2. The FAA amends § 39.13 by adding the following new airworthiness directive (AD):

Boeing: Docket No. FAA-2006-24119; Directorate Identifier 2005-NM-100-AD.

Comments Due Date

(a) The Federal Aviation Administration (FAA) must receive comments on this AD action by April 28, 2006.

Affected ADs

(b) None.

Applicability

(c) This AD applies to Boeing Model 747-100, 747-100B, 747-100B SUD, 747-200B, 747-200C, 747-200F, 747-300, 747-400, 747-400D, 747-400F, 747SR, and 747SP series airplanes, certificated in any category; as identified in Boeing Alert Service Bulletin 747-53A2501, dated March 24, 2005.

Unsafe Condition

(d) This AD was prompted by a report indicating that an operator found multiple small cracks in the overlapped skin panels in the fuselage skin lap joints. We are issuing this AD to detect and correct cracks in the overlapped skin panels, which could join together and result in reduced structural capability in the skin and consequent rapid decompression of the airplane.

Compliance

(e) You are responsible for having the actions required by this AD performed within the compliance times specified, unless the actions have already been done.

Inspections and Corrective Actions: For Airplanes With Line Numbers 1 Through 200 Inclusive

(f) For airplanes with line numbers 1 through 200 inclusive, at the applicable time in paragraph (f)(1) or (f)(2) of this AD: Do the applicable eddy current inspection or inspections for cracks in the overlapped skin panels in the fuselage skin lap joints in sections 41, 42, 44, and 46; and do any applicable corrective actions before further flight. Except as provided by paragraph (f)(1)(ii) of this AD, repeat the applicable inspection or inspections thereafter at intervals not to exceed 3,000 flight cycles. Except as provided by paragraph (h) of this AD, do all actions in accordance with the Accomplishment Instructions of Boeing Alert Service Bulletin 747-53A2501, dated March 24, 2005.

(1) Except as provided by paragraph (f)(2) of this AD, do the applicable action in paragraph (f)(1)(i) or (f)(1)(ii) of this AD.

(i) For airplanes that have accumulated fewer than 29,000 total flight cycles as of the effective date of this AD: Before the accumulation of 25,000 total flight cycles, or within 1,000 flight cycles after the effective date of this AD, whichever occurs later, do a mid-frequency eddy current inspection for cracks of the internal surface at the overlapped skin around the bottom row of fasteners in the lap joint.

(ii) For airplanes that have accumulated 29,000 or more total flight cycles, do the inspections in accordance with the requirements of AD 2004-13-02, amendment 39-13682, at the applicable threshold and intervals in that AD. Doing the repeat inspections in accordance with AD 2004-13-02, terminates the repetitive inspection requirements of this AD only for airplanes with line numbers 1 through 200 inclusive.

(2) For airplanes that have had skin panels replaced: Do the eddy current inspections of the replaced overlapped panel prior to the accumulation of 25,000 total flight cycles since panel replacement, or within 1,000 flight cycles after the effective date of this AD, whichever occurs later. Skin panel replacement, along with ongoing inspections in accordance with paragraph (f) of this AD terminates the requirements of paragraphs (a) and (d) of AD 2004-13-02, only for the skin lap sections where the overlapped panel has been replaced.

_Work to be completed_
Print the airworthiness directive text between "Unsafe Condition" and "of the airplane.", inclusive. The material after this point is separate from the airworthiness directive.

_Provided material_

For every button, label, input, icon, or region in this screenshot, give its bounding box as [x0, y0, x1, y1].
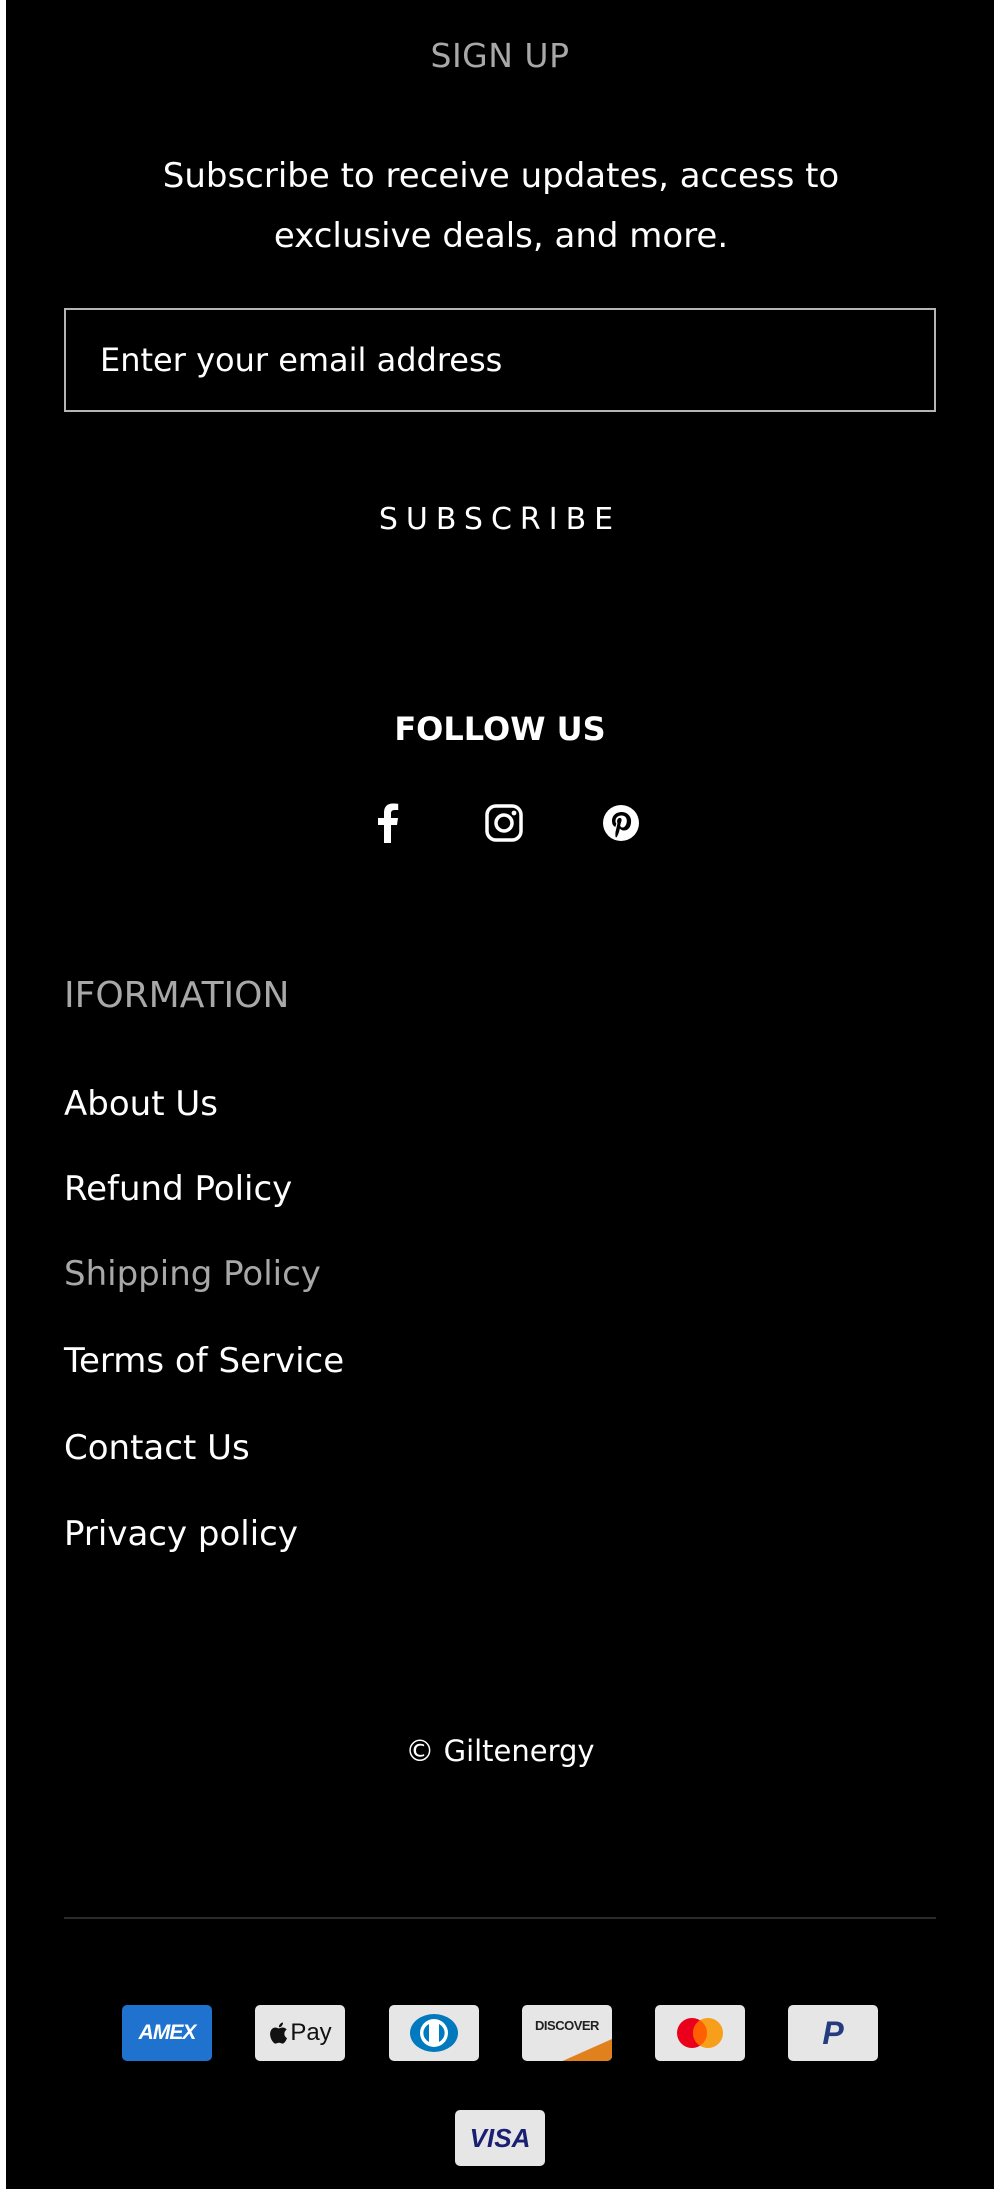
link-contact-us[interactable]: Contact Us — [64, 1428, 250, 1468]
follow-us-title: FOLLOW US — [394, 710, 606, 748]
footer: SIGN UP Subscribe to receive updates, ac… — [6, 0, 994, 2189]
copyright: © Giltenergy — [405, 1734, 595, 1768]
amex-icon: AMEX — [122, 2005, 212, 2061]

_The result_
Unsafe Condition

(d) This AD was prompted by a report indicating that an operator found multiple small cracks in the overlapped skin panels in the fuselage skin lap joints. We are issuing this AD to detect and correct cracks in the overlapped skin panels, which could join together and result in reduced structural capability in the skin and consequent rapid decompression of the airplane.